• WRITTEN TASK: Each line that follows should be printed again exactly as it stands.
----- DATA ENTRIES -----
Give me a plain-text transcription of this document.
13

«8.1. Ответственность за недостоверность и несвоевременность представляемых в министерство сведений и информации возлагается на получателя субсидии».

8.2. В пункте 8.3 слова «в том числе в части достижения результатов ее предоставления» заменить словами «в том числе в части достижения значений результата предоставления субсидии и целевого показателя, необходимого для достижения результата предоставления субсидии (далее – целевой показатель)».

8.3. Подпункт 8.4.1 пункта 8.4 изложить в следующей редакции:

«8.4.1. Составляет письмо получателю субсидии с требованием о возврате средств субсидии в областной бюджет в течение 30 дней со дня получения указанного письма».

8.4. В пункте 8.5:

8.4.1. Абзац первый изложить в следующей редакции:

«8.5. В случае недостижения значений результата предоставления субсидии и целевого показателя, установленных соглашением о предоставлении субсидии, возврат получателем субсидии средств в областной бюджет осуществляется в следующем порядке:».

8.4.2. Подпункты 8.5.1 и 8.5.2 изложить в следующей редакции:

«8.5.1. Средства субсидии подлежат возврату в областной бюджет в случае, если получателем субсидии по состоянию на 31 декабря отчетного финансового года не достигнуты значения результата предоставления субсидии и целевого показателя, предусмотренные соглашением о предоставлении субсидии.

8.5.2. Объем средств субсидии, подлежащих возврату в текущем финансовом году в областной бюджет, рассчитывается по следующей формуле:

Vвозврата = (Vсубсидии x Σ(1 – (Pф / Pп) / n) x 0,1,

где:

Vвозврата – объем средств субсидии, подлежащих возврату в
-----
• FULL RESPONSE:
Give me a plain-text transcription of this document.
13

«8.1. Ответственность за недостоверность и несвоевременность представляемых в министерство сведений и информации возлагается на получателя субсидии».

8.2. В пункте 8.3 слова «в том числе в части достижения результатов ее предоставления» заменить словами «в том числе в части достижения значений результата предоставления субсидии и целевого показателя, необходимого для достижения результата предоставления субсидии (далее – целевой показатель)».

8.3. Подпункт 8.4.1 пункта 8.4 изложить в следующей редакции:

«8.4.1. Составляет письмо получателю субсидии с требованием о возврате средств субсидии в областной бюджет в течение 30 дней со дня получения указанного письма».

8.4. В пункте 8.5:

8.4.1. Абзац первый изложить в следующей редакции:

«8.5. В случае недостижения значений результата предоставления субсидии и целевого показателя, установленных соглашением о предоставлении субсидии, возврат получателем субсидии средств в областной бюджет осуществляется в следующем порядке:».

8.4.2. Подпункты 8.5.1 и 8.5.2 изложить в следующей редакции:

«8.5.1. Средства субсидии подлежат возврату в областной бюджет в случае, если получателем субсидии по состоянию на 31 декабря отчетного финансового года не достигнуты значения результата предоставления субсидии и целевого показателя, предусмотренные соглашением о предоставлении субсидии.

8.5.2. Объем средств субсидии, подлежащих возврату в текущем финансовом году в областной бюджет, рассчитывается по следующей формуле:

Vвозврата = (Vсубсидии x Σ(1 – (Pф / Pп) / n) x 0,1,

где:

Vвозврата – объем средств субсидии, подлежащих возврату в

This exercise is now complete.